→ SOURCE DATA:
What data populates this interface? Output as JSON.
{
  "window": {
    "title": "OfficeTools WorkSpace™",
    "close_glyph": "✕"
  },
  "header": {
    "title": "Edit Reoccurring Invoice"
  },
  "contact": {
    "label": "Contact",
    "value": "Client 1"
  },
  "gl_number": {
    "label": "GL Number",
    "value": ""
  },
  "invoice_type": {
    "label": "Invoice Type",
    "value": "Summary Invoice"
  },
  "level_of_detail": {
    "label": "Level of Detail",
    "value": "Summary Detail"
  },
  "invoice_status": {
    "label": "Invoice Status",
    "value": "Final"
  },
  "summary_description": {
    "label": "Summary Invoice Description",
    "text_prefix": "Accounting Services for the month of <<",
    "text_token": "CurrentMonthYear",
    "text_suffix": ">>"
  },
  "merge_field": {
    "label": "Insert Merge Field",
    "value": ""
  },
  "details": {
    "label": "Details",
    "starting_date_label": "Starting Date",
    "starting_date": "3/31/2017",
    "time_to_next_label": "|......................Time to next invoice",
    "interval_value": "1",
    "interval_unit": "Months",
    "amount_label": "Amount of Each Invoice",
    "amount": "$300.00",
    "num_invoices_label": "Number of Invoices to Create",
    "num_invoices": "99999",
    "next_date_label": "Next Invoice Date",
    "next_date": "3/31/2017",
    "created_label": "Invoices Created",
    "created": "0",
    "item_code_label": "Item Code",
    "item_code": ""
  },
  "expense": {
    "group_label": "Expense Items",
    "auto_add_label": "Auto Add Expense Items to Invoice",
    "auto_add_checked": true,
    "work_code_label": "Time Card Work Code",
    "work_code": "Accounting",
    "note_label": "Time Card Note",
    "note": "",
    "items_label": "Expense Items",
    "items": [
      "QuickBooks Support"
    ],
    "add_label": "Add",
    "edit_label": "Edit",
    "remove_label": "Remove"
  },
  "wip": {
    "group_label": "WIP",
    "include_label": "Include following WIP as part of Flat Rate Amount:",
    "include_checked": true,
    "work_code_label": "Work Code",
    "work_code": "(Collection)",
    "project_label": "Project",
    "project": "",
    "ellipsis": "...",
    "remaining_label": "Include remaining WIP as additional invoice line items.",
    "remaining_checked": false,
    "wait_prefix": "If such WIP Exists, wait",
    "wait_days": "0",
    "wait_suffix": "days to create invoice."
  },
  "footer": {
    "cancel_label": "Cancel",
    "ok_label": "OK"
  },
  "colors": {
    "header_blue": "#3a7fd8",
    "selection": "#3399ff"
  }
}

→ INSTRUCTIONS TO FOLLOW: Transcribe all the entries, keeping each one exactly as it is.

→ FINAL RESULT:
What data populates this interface? Output as JSON.
{
  "window": {
    "title": "OfficeTools WorkSpace™",
    "close_glyph": "✕"
  },
  "header": {
    "title": "Edit Reoccurring Invoice"
  },
  "contact": {
    "label": "Contact",
    "value": "Client 1"
  },
  "gl_number": {
    "label": "GL Number",
    "value": ""
  },
  "invoice_type": {
    "label": "Invoice Type",
    "value": "Summary Invoice"
  },
  "level_of_detail": {
    "label": "Level of Detail",
    "value": "Summary Detail"
  },
  "invoice_status": {
    "label": "Invoice Status",
    "value": "Final"
  },
  "summary_description": {
    "label": "Summary Invoice Description",
    "text_prefix": "Accounting Services for the month of <<",
    "text_token": "CurrentMonthYear",
    "text_suffix": ">>"
  },
  "merge_field": {
    "label": "Insert Merge Field",
    "value": ""
  },
  "details": {
    "label": "Details",
    "starting_date_label": "Starting Date",
    "starting_date": "3/31/2017",
    "time_to_next_label": "|......................Time to next invoice",
    "interval_value": "1",
    "interval_unit": "Months",
    "amount_label": "Amount of Each Invoice",
    "amount": "$300.00",
    "num_invoices_label": "Number of Invoices to Create",
    "num_invoices": "99999",
    "next_date_label": "Next Invoice Date",
    "next_date": "3/31/2017",
    "created_label": "Invoices Created",
    "created": "0",
    "item_code_label": "Item Code",
    "item_code": ""
  },
  "expense": {
    "group_label": "Expense Items",
    "auto_add_label": "Auto Add Expense Items to Invoice",
    "auto_add_checked": true,
    "work_code_label": "Time Card Work Code",
    "work_code": "Accounting",
    "note_label": "Time Card Note",
    "note": "",
    "items_label": "Expense Items",
    "items": [
      "QuickBooks Support"
    ],
    "add_label": "Add",
    "edit_label": "Edit",
    "remove_label": "Remove"
  },
  "wip": {
    "group_label": "WIP",
    "include_label": "Include following WIP as part of Flat Rate Amount:",
    "include_checked": true,
    "work_code_label": "Work Code",
    "work_code": "(Collection)",
    "project_label": "Project",
    "project": "",
    "ellipsis": "...",
    "remaining_label": "Include remaining WIP as additional invoice line items.",
    "remaining_checked": false,
    "wait_prefix": "If such WIP Exists, wait",
    "wait_days": "0",
    "wait_suffix": "days to create invoice."
  },
  "footer": {
    "cancel_label": "Cancel",
    "ok_label": "OK"
  },
  "colors": {
    "header_blue": "#3a7fd8",
    "selection": "#3399ff"
  }
}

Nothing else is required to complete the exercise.